## Given request
Can you transcribe every record below exactly as it appears?

## Input material
******************************

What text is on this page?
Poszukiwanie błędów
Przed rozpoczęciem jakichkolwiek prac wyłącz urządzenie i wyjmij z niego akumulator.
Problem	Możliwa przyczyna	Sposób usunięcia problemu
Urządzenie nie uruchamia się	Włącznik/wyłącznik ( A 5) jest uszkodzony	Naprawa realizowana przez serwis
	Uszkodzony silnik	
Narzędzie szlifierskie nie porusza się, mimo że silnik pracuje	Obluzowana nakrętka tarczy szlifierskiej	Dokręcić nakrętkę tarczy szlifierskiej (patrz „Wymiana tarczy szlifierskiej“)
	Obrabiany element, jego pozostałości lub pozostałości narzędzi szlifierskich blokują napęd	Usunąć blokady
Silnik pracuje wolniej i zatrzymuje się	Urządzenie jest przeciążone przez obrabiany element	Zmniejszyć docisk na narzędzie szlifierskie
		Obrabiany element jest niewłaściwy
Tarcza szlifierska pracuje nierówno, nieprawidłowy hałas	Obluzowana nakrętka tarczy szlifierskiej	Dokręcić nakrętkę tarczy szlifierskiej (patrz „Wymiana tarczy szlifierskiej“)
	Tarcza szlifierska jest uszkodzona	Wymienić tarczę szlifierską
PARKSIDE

******************************

## Task output
What text is on this page?
Poszukiwanie błędów
Przed rozpoczęciem jakichkolwiek prac wyłącz urządzenie i wyjmij z niego akumulator.
Problem	Możliwa przyczyna	Sposób usunięcia problemu
Urządzenie nie uruchamia się	Włącznik/wyłącznik ( A 5) jest uszkodzony	Naprawa realizowana przez serwis
	Uszkodzony silnik	
Narzędzie szlifierskie nie porusza się, mimo że silnik pracuje	Obluzowana nakrętka tarczy szlifierskiej	Dokręcić nakrętkę tarczy szlifierskiej (patrz „Wymiana tarczy szlifierskiej“)
	Obrabiany element, jego pozostałości lub pozostałości narzędzi szlifierskich blokują napęd	Usunąć blokady
Silnik pracuje wolniej i zatrzymuje się	Urządzenie jest przeciążone przez obrabiany element	Zmniejszyć docisk na narzędzie szlifierskie
		Obrabiany element jest niewłaściwy
Tarcza szlifierska pracuje nierówno, nieprawidłowy hałas	Obluzowana nakrętka tarczy szlifierskiej	Dokręcić nakrętkę tarczy szlifierskiej (patrz „Wymiana tarczy szlifierskiej“)
	Tarcza szlifierska jest uszkodzona	Wymienić tarczę szlifierską
PARKSIDE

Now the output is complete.